» **PROBLEM DESCRIPTION**:
Return all lines in the material below that contain "Emissions".

---------- GIVEN ENTRIES

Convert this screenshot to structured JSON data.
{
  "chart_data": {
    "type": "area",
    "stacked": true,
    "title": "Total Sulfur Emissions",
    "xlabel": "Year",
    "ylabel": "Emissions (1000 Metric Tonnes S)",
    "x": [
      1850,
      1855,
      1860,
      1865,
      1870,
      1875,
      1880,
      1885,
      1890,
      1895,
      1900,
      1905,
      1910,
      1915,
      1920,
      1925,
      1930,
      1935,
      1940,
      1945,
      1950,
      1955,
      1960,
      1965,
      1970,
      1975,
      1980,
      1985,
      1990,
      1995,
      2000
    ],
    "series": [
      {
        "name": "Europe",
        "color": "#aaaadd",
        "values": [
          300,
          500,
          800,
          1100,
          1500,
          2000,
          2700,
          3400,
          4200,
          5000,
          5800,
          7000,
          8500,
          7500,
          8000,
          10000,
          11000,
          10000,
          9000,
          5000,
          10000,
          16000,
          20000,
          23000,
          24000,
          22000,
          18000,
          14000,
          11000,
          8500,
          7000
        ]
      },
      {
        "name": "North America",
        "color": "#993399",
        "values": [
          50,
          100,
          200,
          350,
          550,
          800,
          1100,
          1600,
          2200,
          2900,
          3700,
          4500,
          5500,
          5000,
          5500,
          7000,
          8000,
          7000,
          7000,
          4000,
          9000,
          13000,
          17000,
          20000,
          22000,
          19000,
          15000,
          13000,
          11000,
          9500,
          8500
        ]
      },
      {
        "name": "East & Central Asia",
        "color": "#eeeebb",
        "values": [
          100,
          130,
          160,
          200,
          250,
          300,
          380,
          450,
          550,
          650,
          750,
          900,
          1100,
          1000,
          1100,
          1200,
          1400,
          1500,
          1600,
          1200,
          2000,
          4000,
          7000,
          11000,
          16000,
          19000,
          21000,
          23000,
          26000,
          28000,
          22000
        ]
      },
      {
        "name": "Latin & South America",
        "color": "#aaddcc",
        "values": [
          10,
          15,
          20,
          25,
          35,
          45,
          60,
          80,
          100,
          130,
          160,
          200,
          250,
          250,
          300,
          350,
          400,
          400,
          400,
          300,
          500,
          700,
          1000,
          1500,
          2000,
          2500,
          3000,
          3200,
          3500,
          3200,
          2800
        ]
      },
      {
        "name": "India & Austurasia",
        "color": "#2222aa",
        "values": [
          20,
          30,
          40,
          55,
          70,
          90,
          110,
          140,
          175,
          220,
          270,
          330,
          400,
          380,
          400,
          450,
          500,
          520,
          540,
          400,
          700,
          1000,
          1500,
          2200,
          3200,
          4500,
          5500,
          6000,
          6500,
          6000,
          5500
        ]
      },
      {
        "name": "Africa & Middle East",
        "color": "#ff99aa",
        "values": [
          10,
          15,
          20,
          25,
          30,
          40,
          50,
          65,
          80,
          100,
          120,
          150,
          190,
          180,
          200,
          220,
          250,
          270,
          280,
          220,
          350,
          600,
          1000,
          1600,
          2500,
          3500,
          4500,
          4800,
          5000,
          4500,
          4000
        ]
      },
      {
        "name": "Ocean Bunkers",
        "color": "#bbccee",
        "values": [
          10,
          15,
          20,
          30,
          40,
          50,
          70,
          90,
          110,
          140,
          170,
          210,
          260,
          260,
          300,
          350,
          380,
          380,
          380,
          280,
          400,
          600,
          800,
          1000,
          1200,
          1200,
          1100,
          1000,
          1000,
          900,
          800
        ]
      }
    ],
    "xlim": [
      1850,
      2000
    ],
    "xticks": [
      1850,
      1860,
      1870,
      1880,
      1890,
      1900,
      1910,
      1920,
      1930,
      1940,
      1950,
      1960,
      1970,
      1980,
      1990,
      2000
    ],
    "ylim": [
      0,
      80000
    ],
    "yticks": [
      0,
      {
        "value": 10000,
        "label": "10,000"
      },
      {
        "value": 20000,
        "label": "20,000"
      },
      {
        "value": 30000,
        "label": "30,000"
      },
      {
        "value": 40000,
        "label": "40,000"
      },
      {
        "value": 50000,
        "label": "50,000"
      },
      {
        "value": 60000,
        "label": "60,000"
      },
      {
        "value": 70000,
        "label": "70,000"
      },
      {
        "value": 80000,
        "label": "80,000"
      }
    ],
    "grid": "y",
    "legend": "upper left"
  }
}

--------------------

» **EXERCISE SOLUTION**:
    "title": "Total Sulfur Emissions",
    "ylabel": "Emissions (1000 Metric Tonnes S)",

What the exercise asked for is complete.